<<<<
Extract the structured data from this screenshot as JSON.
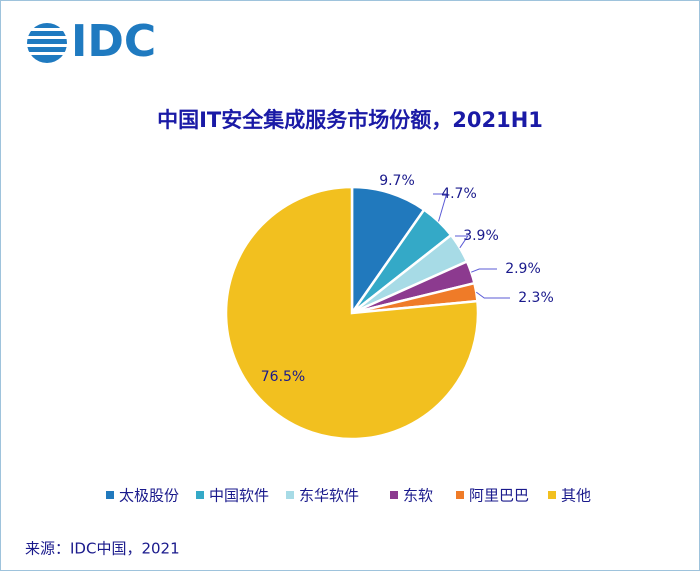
{
  "chart_data": {
    "type": "pie",
    "logo": "IDC",
    "title": "中国IT安全集成服务市场份额，2021H1",
    "categories": [
      "太极股份",
      "中国软件",
      "东华软件",
      "东软",
      "阿里巴巴",
      "其他"
    ],
    "values": [
      9.7,
      4.7,
      3.9,
      2.9,
      2.3,
      76.5
    ],
    "value_labels": [
      "9.7%",
      "4.7%",
      "3.9%",
      "2.9%",
      "2.3%",
      "76.5%"
    ],
    "colors": [
      "#2179bd",
      "#34a9c7",
      "#a7dbe6",
      "#8c3a8f",
      "#ef7b28",
      "#f2c01f"
    ],
    "source": "来源：IDC中国，2021"
  }
}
>>>>
→ Task brief
Will you set down the records word for word while leaving out every picture?

→ Written response
Extract the structured data from this screenshot as JSON.
{
  "chart_data": {
    "type": "pie",
    "logo": "IDC",
    "title": "中国IT安全集成服务市场份额，2021H1",
    "categories": [
      "太极股份",
      "中国软件",
      "东华软件",
      "东软",
      "阿里巴巴",
      "其他"
    ],
    "values": [
      9.7,
      4.7,
      3.9,
      2.9,
      2.3,
      76.5
    ],
    "value_labels": [
      "9.7%",
      "4.7%",
      "3.9%",
      "2.9%",
      "2.3%",
      "76.5%"
    ],
    "colors": [
      "#2179bd",
      "#34a9c7",
      "#a7dbe6",
      "#8c3a8f",
      "#ef7b28",
      "#f2c01f"
    ],
    "source": "来源：IDC中国，2021"
  }
}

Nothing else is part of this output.